### WORK REQUIRED
Write out all of the data without omission, exactly as shown.

## begin SUPPLIED MATERIAL

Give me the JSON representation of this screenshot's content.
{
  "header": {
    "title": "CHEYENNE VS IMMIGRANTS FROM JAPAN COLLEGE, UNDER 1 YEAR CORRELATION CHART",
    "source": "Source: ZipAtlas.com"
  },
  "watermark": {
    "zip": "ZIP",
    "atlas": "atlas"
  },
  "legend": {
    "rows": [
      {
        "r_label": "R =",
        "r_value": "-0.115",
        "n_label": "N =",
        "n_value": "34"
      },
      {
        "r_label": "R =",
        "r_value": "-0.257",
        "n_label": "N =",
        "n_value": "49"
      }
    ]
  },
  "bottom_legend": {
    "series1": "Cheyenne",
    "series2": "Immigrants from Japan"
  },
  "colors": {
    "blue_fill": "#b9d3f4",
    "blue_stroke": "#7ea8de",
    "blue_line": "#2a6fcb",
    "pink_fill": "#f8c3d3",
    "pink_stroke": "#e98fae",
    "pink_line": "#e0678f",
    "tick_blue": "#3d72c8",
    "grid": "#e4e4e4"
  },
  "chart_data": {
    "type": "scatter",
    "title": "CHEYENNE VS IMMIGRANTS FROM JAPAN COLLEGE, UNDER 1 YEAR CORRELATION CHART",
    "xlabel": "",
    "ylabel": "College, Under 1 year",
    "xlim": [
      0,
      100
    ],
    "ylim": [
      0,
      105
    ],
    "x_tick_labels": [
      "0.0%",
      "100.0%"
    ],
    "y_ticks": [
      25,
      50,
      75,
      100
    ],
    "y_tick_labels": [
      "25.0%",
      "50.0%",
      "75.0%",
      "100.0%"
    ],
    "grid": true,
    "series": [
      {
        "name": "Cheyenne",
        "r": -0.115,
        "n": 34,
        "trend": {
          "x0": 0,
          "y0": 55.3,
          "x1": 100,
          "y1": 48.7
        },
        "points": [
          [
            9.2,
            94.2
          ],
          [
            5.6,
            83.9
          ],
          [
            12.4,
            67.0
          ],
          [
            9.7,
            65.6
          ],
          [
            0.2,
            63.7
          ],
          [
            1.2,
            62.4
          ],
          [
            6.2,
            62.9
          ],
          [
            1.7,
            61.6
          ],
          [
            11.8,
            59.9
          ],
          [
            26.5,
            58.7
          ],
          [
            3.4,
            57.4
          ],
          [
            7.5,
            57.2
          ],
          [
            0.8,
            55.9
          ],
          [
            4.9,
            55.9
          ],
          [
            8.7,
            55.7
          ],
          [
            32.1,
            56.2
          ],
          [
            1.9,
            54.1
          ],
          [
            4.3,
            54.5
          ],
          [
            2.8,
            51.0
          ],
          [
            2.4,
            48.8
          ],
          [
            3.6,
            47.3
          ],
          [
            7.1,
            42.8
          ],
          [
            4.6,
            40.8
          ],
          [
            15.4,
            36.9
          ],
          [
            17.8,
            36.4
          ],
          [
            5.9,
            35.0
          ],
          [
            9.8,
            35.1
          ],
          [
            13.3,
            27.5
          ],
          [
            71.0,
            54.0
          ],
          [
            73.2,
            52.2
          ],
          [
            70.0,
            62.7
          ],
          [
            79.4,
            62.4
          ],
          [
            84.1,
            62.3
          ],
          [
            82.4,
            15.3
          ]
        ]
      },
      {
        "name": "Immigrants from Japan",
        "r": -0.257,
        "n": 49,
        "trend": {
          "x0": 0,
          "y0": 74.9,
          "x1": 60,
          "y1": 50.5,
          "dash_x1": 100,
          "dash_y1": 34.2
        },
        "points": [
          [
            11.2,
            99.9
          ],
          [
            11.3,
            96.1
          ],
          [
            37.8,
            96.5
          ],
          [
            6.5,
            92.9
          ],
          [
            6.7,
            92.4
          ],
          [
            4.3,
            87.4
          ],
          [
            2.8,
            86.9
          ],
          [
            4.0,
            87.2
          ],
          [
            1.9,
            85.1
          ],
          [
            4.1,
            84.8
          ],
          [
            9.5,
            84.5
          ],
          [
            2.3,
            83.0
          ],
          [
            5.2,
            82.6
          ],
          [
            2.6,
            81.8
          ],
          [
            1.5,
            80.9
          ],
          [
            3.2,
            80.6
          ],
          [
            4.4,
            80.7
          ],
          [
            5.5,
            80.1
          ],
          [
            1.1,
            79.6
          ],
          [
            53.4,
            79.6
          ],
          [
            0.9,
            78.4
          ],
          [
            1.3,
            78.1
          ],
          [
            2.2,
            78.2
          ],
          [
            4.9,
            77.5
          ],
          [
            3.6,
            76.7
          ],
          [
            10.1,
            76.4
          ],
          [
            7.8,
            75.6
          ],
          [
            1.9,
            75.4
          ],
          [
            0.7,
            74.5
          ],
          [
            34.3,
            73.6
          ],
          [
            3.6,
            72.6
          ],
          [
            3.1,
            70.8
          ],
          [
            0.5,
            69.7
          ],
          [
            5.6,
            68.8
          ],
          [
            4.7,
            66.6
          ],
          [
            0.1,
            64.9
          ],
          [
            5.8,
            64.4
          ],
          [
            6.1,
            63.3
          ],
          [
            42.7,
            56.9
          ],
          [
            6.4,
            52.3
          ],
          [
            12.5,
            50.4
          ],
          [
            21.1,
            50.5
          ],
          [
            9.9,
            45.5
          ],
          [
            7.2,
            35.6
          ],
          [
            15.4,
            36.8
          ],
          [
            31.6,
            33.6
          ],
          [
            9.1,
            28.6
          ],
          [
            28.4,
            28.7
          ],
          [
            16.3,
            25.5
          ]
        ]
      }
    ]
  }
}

## end SUPPLIED MATERIAL

### TASK RESPONSE
Give me the JSON representation of this screenshot's content.
{
  "header": {
    "title": "CHEYENNE VS IMMIGRANTS FROM JAPAN COLLEGE, UNDER 1 YEAR CORRELATION CHART",
    "source": "Source: ZipAtlas.com"
  },
  "watermark": {
    "zip": "ZIP",
    "atlas": "atlas"
  },
  "legend": {
    "rows": [
      {
        "r_label": "R =",
        "r_value": "-0.115",
        "n_label": "N =",
        "n_value": "34"
      },
      {
        "r_label": "R =",
        "r_value": "-0.257",
        "n_label": "N =",
        "n_value": "49"
      }
    ]
  },
  "bottom_legend": {
    "series1": "Cheyenne",
    "series2": "Immigrants from Japan"
  },
  "colors": {
    "blue_fill": "#b9d3f4",
    "blue_stroke": "#7ea8de",
    "blue_line": "#2a6fcb",
    "pink_fill": "#f8c3d3",
    "pink_stroke": "#e98fae",
    "pink_line": "#e0678f",
    "tick_blue": "#3d72c8",
    "grid": "#e4e4e4"
  },
  "chart_data": {
    "type": "scatter",
    "title": "CHEYENNE VS IMMIGRANTS FROM JAPAN COLLEGE, UNDER 1 YEAR CORRELATION CHART",
    "xlabel": "",
    "ylabel": "College, Under 1 year",
    "xlim": [
      0,
      100
    ],
    "ylim": [
      0,
      105
    ],
    "x_tick_labels": [
      "0.0%",
      "100.0%"
    ],
    "y_ticks": [
      25,
      50,
      75,
      100
    ],
    "y_tick_labels": [
      "25.0%",
      "50.0%",
      "75.0%",
      "100.0%"
    ],
    "grid": true,
    "series": [
      {
        "name": "Cheyenne",
        "r": -0.115,
        "n": 34,
        "trend": {
          "x0": 0,
          "y0": 55.3,
          "x1": 100,
          "y1": 48.7
        },
        "points": [
          [
            9.2,
            94.2
          ],
          [
            5.6,
            83.9
          ],
          [
            12.4,
            67.0
          ],
          [
            9.7,
            65.6
          ],
          [
            0.2,
            63.7
          ],
          [
            1.2,
            62.4
          ],
          [
            6.2,
            62.9
          ],
          [
            1.7,
            61.6
          ],
          [
            11.8,
            59.9
          ],
          [
            26.5,
            58.7
          ],
          [
            3.4,
            57.4
          ],
          [
            7.5,
            57.2
          ],
          [
            0.8,
            55.9
          ],
          [
            4.9,
            55.9
          ],
          [
            8.7,
            55.7
          ],
          [
            32.1,
            56.2
          ],
          [
            1.9,
            54.1
          ],
          [
            4.3,
            54.5
          ],
          [
            2.8,
            51.0
          ],
          [
            2.4,
            48.8
          ],
          [
            3.6,
            47.3
          ],
          [
            7.1,
            42.8
          ],
          [
            4.6,
            40.8
          ],
          [
            15.4,
            36.9
          ],
          [
            17.8,
            36.4
          ],
          [
            5.9,
            35.0
          ],
          [
            9.8,
            35.1
          ],
          [
            13.3,
            27.5
          ],
          [
            71.0,
            54.0
          ],
          [
            73.2,
            52.2
          ],
          [
            70.0,
            62.7
          ],
          [
            79.4,
            62.4
          ],
          [
            84.1,
            62.3
          ],
          [
            82.4,
            15.3
          ]
        ]
      },
      {
        "name": "Immigrants from Japan",
        "r": -0.257,
        "n": 49,
        "trend": {
          "x0": 0,
          "y0": 74.9,
          "x1": 60,
          "y1": 50.5,
          "dash_x1": 100,
          "dash_y1": 34.2
        },
        "points": [
          [
            11.2,
            99.9
          ],
          [
            11.3,
            96.1
          ],
          [
            37.8,
            96.5
          ],
          [
            6.5,
            92.9
          ],
          [
            6.7,
            92.4
          ],
          [
            4.3,
            87.4
          ],
          [
            2.8,
            86.9
          ],
          [
            4.0,
            87.2
          ],
          [
            1.9,
            85.1
          ],
          [
            4.1,
            84.8
          ],
          [
            9.5,
            84.5
          ],
          [
            2.3,
            83.0
          ],
          [
            5.2,
            82.6
          ],
          [
            2.6,
            81.8
          ],
          [
            1.5,
            80.9
          ],
          [
            3.2,
            80.6
          ],
          [
            4.4,
            80.7
          ],
          [
            5.5,
            80.1
          ],
          [
            1.1,
            79.6
          ],
          [
            53.4,
            79.6
          ],
          [
            0.9,
            78.4
          ],
          [
            1.3,
            78.1
          ],
          [
            2.2,
            78.2
          ],
          [
            4.9,
            77.5
          ],
          [
            3.6,
            76.7
          ],
          [
            10.1,
            76.4
          ],
          [
            7.8,
            75.6
          ],
          [
            1.9,
            75.4
          ],
          [
            0.7,
            74.5
          ],
          [
            34.3,
            73.6
          ],
          [
            3.6,
            72.6
          ],
          [
            3.1,
            70.8
          ],
          [
            0.5,
            69.7
          ],
          [
            5.6,
            68.8
          ],
          [
            4.7,
            66.6
          ],
          [
            0.1,
            64.9
          ],
          [
            5.8,
            64.4
          ],
          [
            6.1,
            63.3
          ],
          [
            42.7,
            56.9
          ],
          [
            6.4,
            52.3
          ],
          [
            12.5,
            50.4
          ],
          [
            21.1,
            50.5
          ],
          [
            9.9,
            45.5
          ],
          [
            7.2,
            35.6
          ],
          [
            15.4,
            36.8
          ],
          [
            31.6,
            33.6
          ],
          [
            9.1,
            28.6
          ],
          [
            28.4,
            28.7
          ],
          [
            16.3,
            25.5
          ]
        ]
      }
    ]
  }
}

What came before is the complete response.